> **SHORT PROBLEM**: Copy every line of the records below where the word "title" occurs.

> **INPUT RECORDS**:
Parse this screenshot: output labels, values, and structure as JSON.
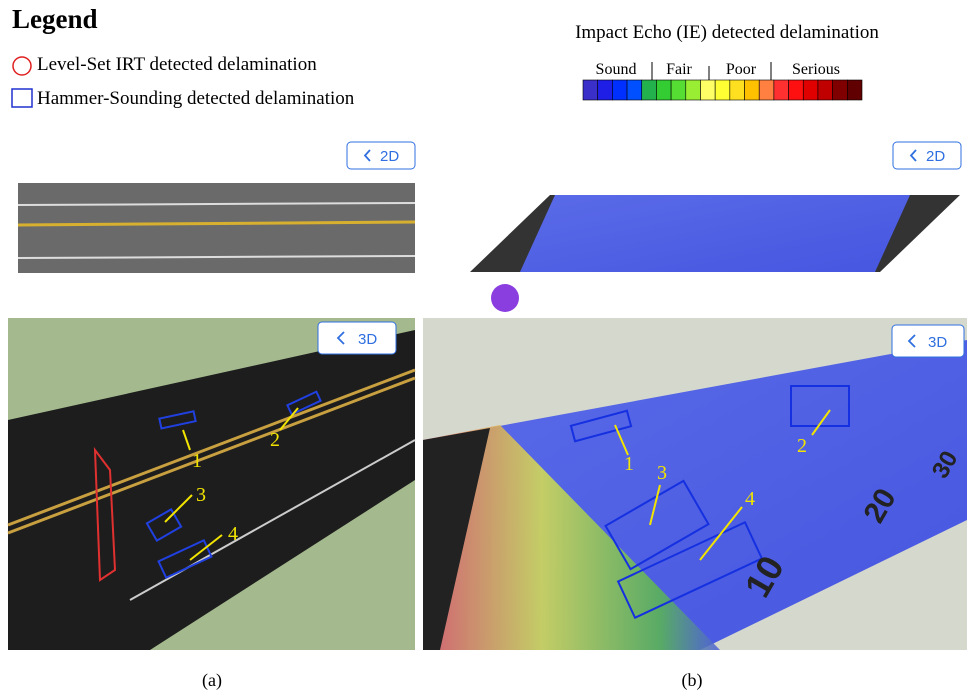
{
  "legend": {
    "title": "Legend",
    "items": [
      "Level-Set IRT detected delamination",
      "Hammer-Sounding detected delamination"
    ]
  },
  "colorbar": {
    "title": "Impact Echo (IE) detected delamination",
    "labels": [
      "Sound",
      "Fair",
      "Poor",
      "Serious"
    ],
    "colors": [
      "#3b2fc9",
      "#1e1ee6",
      "#0030ff",
      "#0050ff",
      "#22b14c",
      "#33cc33",
      "#55dd33",
      "#99ee33",
      "#ffff66",
      "#ffff33",
      "#ffe020",
      "#ffc000",
      "#ff8040",
      "#ff3030",
      "#ff1010",
      "#e00000",
      "#c00000",
      "#800000",
      "#600000"
    ]
  },
  "panels": [
    {
      "caption": "(a)",
      "buttons": [
        "2D",
        "3D"
      ],
      "annotations": [
        "1",
        "2",
        "3",
        "4"
      ]
    },
    {
      "caption": "(b)",
      "buttons": [
        "2D",
        "3D"
      ],
      "annotations": [
        "1",
        "2",
        "3",
        "4"
      ],
      "ruler": [
        "10",
        "20",
        "30"
      ]
    }
  ]
}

> **WRITTEN RESPONSE**:
    "title": "Legend",
    "title": "Impact Echo (IE) detected delamination",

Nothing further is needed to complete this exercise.